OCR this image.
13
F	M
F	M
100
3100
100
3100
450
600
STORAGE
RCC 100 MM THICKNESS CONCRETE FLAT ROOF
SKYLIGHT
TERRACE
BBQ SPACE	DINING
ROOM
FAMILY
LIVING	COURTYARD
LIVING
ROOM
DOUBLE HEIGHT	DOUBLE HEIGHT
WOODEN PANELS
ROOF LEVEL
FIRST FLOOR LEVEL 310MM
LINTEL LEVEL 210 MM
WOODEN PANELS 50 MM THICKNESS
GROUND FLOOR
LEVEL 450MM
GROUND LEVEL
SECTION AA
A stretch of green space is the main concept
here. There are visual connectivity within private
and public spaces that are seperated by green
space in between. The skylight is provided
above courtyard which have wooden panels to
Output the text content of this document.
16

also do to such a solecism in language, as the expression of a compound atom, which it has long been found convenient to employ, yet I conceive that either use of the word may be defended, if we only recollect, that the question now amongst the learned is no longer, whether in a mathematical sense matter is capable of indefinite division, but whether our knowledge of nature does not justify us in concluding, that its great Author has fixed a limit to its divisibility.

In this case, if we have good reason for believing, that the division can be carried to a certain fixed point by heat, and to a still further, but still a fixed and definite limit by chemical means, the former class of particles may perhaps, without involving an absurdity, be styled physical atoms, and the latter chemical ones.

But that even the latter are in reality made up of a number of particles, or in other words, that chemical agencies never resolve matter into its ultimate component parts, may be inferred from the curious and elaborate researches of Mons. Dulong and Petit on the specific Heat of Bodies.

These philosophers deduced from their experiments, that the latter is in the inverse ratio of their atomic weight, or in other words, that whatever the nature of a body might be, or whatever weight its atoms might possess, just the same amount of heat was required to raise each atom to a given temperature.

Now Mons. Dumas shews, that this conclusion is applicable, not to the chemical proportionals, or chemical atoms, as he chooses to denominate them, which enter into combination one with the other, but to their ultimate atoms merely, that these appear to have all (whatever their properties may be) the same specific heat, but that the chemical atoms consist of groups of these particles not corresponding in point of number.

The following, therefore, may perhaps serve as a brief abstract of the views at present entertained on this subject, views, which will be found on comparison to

__Aim of the task__: Give all the entries again exactly; leave none out.

__Written solution__:
OCR this image.
13
F	M
F	M
100
3100
100
3100
450
600
STORAGE
RCC 100 MM THICKNESS CONCRETE FLAT ROOF
SKYLIGHT
TERRACE
BBQ SPACE	DINING
ROOM
FAMILY
LIVING	COURTYARD
LIVING
ROOM
DOUBLE HEIGHT	DOUBLE HEIGHT
WOODEN PANELS
ROOF LEVEL
FIRST FLOOR LEVEL 310MM
LINTEL LEVEL 210 MM
WOODEN PANELS 50 MM THICKNESS
GROUND FLOOR
LEVEL 450MM
GROUND LEVEL
SECTION AA
A stretch of green space is the main concept
here. There are visual connectivity within private
and public spaces that are seperated by green
space in between. The skylight is provided
above courtyard which have wooden panels to
Output the text content of this document.
16

also do to such a solecism in language, as the expression of a compound atom, which it has long been found convenient to employ, yet I conceive that either use of the word may be defended, if we only recollect, that the question now amongst the learned is no longer, whether in a mathematical sense matter is capable of indefinite division, but whether our knowledge of nature does not justify us in concluding, that its great Author has fixed a limit to its divisibility.

In this case, if we have good reason for believing, that the division can be carried to a certain fixed point by heat, and to a still further, but still a fixed and definite limit by chemical means, the former class of particles may perhaps, without involving an absurdity, be styled physical atoms, and the latter chemical ones.

But that even the latter are in reality made up of a number of particles, or in other words, that chemical agencies never resolve matter into its ultimate component parts, may be inferred from the curious and elaborate researches of Mons. Dulong and Petit on the specific Heat of Bodies.

These philosophers deduced from their experiments, that the latter is in the inverse ratio of their atomic weight, or in other words, that whatever the nature of a body might be, or whatever weight its atoms might possess, just the same amount of heat was required to raise each atom to a given temperature.

Now Mons. Dumas shews, that this conclusion is applicable, not to the chemical proportionals, or chemical atoms, as he chooses to denominate them, which enter into combination one with the other, but to their ultimate atoms merely, that these appear to have all (whatever their properties may be) the same specific heat, but that the chemical atoms consist of groups of these particles not corresponding in point of number.

The following, therefore, may perhaps serve as a brief abstract of the views at present entertained on this subject, views, which will be found on comparison to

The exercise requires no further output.